***** Dataset extract *****
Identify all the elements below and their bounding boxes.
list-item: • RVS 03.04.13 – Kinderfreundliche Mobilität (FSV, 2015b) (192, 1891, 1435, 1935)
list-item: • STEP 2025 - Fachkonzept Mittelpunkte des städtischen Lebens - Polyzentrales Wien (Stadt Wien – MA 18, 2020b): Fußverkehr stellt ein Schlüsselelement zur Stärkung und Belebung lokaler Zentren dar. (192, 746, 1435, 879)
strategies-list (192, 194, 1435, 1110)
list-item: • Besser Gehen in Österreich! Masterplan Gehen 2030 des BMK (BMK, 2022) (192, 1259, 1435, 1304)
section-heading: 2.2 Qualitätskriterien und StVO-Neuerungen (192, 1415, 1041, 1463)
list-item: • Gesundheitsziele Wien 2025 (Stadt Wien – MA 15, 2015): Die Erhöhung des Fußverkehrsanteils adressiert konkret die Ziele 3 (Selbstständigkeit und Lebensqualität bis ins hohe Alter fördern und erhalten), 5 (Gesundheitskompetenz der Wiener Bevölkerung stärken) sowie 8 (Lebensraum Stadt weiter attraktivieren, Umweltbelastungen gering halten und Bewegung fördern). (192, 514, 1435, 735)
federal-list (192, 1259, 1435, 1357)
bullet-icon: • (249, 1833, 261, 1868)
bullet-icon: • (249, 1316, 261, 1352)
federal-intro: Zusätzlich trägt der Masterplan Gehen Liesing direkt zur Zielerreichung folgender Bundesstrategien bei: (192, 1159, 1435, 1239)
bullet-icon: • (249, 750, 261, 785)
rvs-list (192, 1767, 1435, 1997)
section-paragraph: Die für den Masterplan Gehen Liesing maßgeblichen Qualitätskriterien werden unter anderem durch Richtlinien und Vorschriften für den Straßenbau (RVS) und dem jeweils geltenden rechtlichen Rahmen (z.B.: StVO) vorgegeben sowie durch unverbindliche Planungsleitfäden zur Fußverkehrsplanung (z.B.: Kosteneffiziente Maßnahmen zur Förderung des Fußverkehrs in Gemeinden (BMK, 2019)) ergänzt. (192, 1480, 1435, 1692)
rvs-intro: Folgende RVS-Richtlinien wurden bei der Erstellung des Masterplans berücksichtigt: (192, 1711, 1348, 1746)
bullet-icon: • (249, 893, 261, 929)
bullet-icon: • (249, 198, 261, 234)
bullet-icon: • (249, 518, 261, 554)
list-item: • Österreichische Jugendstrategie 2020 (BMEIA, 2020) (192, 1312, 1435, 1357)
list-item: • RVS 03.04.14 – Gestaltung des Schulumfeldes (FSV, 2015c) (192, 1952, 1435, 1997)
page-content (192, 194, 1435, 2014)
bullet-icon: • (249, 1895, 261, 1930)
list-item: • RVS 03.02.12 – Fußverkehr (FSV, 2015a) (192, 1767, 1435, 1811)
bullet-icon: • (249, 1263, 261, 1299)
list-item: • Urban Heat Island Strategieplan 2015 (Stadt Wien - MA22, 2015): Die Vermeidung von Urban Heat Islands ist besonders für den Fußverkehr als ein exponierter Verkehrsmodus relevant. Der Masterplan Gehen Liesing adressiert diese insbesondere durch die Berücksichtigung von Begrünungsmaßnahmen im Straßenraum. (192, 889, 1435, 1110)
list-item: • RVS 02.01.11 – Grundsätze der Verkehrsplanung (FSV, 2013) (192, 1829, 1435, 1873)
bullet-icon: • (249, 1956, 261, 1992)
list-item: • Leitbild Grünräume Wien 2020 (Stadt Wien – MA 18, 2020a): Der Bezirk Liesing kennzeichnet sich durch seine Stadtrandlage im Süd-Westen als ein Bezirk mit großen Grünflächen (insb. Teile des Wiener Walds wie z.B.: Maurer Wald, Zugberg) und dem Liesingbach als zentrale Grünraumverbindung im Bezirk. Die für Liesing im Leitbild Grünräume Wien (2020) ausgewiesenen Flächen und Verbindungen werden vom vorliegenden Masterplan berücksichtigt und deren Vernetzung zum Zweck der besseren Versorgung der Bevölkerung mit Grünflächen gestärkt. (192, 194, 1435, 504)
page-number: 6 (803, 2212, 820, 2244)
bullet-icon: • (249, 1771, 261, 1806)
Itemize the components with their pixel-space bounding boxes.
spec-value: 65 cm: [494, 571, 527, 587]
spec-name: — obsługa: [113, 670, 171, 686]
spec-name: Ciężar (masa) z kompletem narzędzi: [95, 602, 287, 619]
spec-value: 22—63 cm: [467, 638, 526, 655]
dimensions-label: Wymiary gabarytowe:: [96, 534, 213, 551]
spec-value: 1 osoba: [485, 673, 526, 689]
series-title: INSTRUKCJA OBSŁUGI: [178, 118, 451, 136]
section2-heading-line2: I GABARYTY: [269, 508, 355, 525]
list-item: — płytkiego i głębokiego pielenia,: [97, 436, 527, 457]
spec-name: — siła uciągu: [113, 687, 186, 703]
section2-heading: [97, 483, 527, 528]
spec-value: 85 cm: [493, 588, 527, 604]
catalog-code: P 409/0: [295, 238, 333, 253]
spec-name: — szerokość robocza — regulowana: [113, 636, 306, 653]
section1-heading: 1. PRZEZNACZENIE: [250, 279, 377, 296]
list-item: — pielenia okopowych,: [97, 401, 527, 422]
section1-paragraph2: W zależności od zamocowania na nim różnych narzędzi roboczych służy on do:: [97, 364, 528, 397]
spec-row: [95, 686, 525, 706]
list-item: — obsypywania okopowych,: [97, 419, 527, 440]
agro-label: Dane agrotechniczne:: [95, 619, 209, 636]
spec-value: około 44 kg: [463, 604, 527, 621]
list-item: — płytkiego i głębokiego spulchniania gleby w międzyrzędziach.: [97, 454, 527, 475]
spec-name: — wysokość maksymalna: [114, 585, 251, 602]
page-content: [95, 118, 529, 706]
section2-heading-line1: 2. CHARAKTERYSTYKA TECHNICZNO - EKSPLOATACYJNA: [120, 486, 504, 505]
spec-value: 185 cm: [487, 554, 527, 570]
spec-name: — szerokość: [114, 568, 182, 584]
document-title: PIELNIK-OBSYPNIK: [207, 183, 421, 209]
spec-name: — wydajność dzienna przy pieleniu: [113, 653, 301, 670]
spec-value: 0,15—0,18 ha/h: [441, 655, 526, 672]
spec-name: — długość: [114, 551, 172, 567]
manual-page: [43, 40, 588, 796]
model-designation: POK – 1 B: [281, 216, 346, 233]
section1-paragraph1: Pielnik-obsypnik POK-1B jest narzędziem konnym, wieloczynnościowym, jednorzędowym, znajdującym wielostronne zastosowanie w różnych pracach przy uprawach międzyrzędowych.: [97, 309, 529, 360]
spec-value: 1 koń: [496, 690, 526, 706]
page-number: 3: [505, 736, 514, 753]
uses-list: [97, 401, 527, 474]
*****
§ **Written task**: Reproduce the listing from its first line through the line containing "list-item: • STEP", both ends included, keeping every character unchanged.

§ **Output**:
Identify all the elements below and their bounding boxes.
list-item: • RVS 03.04.13 – Kinderfreundliche Mobilität (FSV, 2015b) (192, 1891, 1435, 1935)
list-item: • STEP 2025 - Fachkonzept Mittelpunkte des städtischen Lebens - Polyzentrales Wien (Stadt Wien – MA 18, 2020b): Fußverkehr stellt ein Schlüsselelement zur Stärkung und Belebung lokaler Zentren dar. (192, 746, 1435, 879)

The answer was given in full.